● Aim
Restate the records in their entirety, word for word.

§

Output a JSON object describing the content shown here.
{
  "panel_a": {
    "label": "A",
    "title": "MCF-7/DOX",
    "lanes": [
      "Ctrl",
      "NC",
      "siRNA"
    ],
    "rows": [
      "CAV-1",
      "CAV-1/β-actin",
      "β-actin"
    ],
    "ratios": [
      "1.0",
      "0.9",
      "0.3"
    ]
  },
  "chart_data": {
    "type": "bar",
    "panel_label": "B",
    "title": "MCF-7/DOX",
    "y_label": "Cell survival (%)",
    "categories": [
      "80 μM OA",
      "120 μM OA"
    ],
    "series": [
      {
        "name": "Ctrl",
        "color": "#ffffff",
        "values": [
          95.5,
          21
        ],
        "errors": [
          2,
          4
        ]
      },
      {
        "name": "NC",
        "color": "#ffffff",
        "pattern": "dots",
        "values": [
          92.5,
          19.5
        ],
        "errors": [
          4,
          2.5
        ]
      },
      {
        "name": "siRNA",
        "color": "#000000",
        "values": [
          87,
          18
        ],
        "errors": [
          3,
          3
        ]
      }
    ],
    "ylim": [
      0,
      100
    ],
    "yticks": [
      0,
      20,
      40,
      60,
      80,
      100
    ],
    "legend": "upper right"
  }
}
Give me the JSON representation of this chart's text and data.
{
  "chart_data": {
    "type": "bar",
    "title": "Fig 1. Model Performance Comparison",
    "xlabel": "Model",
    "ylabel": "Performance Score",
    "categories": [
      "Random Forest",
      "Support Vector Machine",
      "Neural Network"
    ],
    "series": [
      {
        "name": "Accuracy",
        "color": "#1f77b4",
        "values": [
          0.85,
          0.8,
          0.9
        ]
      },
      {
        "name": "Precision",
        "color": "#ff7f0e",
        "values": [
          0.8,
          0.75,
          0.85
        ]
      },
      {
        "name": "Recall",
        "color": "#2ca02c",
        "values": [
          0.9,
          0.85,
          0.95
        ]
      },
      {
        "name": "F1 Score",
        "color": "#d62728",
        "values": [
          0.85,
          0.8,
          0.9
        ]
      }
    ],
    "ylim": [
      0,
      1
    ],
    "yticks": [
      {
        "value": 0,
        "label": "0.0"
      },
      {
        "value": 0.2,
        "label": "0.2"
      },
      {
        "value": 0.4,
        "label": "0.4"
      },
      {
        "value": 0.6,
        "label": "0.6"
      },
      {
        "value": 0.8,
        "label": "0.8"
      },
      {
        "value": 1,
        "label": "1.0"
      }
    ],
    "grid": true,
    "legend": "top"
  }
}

§

● Result of the exercise
Output a JSON object describing the content shown here.
{
  "panel_a": {
    "label": "A",
    "title": "MCF-7/DOX",
    "lanes": [
      "Ctrl",
      "NC",
      "siRNA"
    ],
    "rows": [
      "CAV-1",
      "CAV-1/β-actin",
      "β-actin"
    ],
    "ratios": [
      "1.0",
      "0.9",
      "0.3"
    ]
  },
  "chart_data": {
    "type": "bar",
    "panel_label": "B",
    "title": "MCF-7/DOX",
    "y_label": "Cell survival (%)",
    "categories": [
      "80 μM OA",
      "120 μM OA"
    ],
    "series": [
      {
        "name": "Ctrl",
        "color": "#ffffff",
        "values": [
          95.5,
          21
        ],
        "errors": [
          2,
          4
        ]
      },
      {
        "name": "NC",
        "color": "#ffffff",
        "pattern": "dots",
        "values": [
          92.5,
          19.5
        ],
        "errors": [
          4,
          2.5
        ]
      },
      {
        "name": "siRNA",
        "color": "#000000",
        "values": [
          87,
          18
        ],
        "errors": [
          3,
          3
        ]
      }
    ],
    "ylim": [
      0,
      100
    ],
    "yticks": [
      0,
      20,
      40,
      60,
      80,
      100
    ],
    "legend": "upper right"
  }
}
Give me the JSON representation of this chart's text and data.
{
  "chart_data": {
    "type": "bar",
    "title": "Fig 1. Model Performance Comparison",
    "xlabel": "Model",
    "ylabel": "Performance Score",
    "categories": [
      "Random Forest",
      "Support Vector Machine",
      "Neural Network"
    ],
    "series": [
      {
        "name": "Accuracy",
        "color": "#1f77b4",
        "values": [
          0.85,
          0.8,
          0.9
        ]
      },
      {
        "name": "Precision",
        "color": "#ff7f0e",
        "values": [
          0.8,
          0.75,
          0.85
        ]
      },
      {
        "name": "Recall",
        "color": "#2ca02c",
        "values": [
          0.9,
          0.85,
          0.95
        ]
      },
      {
        "name": "F1 Score",
        "color": "#d62728",
        "values": [
          0.85,
          0.8,
          0.9
        ]
      }
    ],
    "ylim": [
      0,
      1
    ],
    "yticks": [
      {
        "value": 0,
        "label": "0.0"
      },
      {
        "value": 0.2,
        "label": "0.2"
      },
      {
        "value": 0.4,
        "label": "0.4"
      },
      {
        "value": 0.6,
        "label": "0.6"
      },
      {
        "value": 0.8,
        "label": "0.8"
      },
      {
        "value": 1,
        "label": "1.0"
      }
    ],
    "grid": true,
    "legend": "top"
  }
}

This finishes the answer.